▸ **Exercise brief**: Restate the records below word for word.

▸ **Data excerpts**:
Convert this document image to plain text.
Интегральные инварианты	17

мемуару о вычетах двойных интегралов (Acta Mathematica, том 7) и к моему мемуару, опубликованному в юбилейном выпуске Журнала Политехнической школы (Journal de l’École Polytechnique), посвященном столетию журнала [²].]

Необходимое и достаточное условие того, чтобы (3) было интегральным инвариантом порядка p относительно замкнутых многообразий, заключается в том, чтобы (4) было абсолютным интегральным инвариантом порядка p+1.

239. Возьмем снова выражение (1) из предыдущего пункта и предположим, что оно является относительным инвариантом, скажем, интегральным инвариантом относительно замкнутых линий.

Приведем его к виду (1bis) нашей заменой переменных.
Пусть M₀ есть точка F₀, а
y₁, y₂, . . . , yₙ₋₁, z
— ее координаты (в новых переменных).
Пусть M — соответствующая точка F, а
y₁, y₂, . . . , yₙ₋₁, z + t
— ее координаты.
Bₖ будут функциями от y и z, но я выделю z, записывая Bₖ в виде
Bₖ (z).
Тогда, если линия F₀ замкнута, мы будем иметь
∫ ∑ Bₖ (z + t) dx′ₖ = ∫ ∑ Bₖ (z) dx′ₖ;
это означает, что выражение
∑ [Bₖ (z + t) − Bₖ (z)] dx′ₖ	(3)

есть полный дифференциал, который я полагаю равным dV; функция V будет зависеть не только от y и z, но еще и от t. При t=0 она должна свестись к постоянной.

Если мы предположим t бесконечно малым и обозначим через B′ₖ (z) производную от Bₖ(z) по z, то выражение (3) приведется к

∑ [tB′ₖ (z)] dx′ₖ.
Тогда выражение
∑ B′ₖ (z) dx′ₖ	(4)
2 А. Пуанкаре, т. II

▸ **Exercise output**:
Convert this document image to plain text.
Интегральные инварианты	17

мемуару о вычетах двойных интегралов (Acta Mathematica, том 7) и к моему мемуару, опубликованному в юбилейном выпуске Журнала Политехнической школы (Journal de l’École Polytechnique), посвященном столетию журнала [²].]

Необходимое и достаточное условие того, чтобы (3) было интегральным инвариантом порядка p относительно замкнутых многообразий, заключается в том, чтобы (4) было абсолютным интегральным инвариантом порядка p+1.

239. Возьмем снова выражение (1) из предыдущего пункта и предположим, что оно является относительным инвариантом, скажем, интегральным инвариантом относительно замкнутых линий.

Приведем его к виду (1bis) нашей заменой переменных.
Пусть M₀ есть точка F₀, а
y₁, y₂, . . . , yₙ₋₁, z
— ее координаты (в новых переменных).
Пусть M — соответствующая точка F, а
y₁, y₂, . . . , yₙ₋₁, z + t
— ее координаты.
Bₖ будут функциями от y и z, но я выделю z, записывая Bₖ в виде
Bₖ (z).
Тогда, если линия F₀ замкнута, мы будем иметь
∫ ∑ Bₖ (z + t) dx′ₖ = ∫ ∑ Bₖ (z) dx′ₖ;
это означает, что выражение
∑ [Bₖ (z + t) − Bₖ (z)] dx′ₖ	(3)

есть полный дифференциал, который я полагаю равным dV; функция V будет зависеть не только от y и z, но еще и от t. При t=0 она должна свестись к постоянной.

Если мы предположим t бесконечно малым и обозначим через B′ₖ (z) производную от Bₖ(z) по z, то выражение (3) приведется к

∑ [tB′ₖ (z)] dx′ₖ.
Тогда выражение
∑ B′ₖ (z) dx′ₖ	(4)
2 А. Пуанкаре, т. II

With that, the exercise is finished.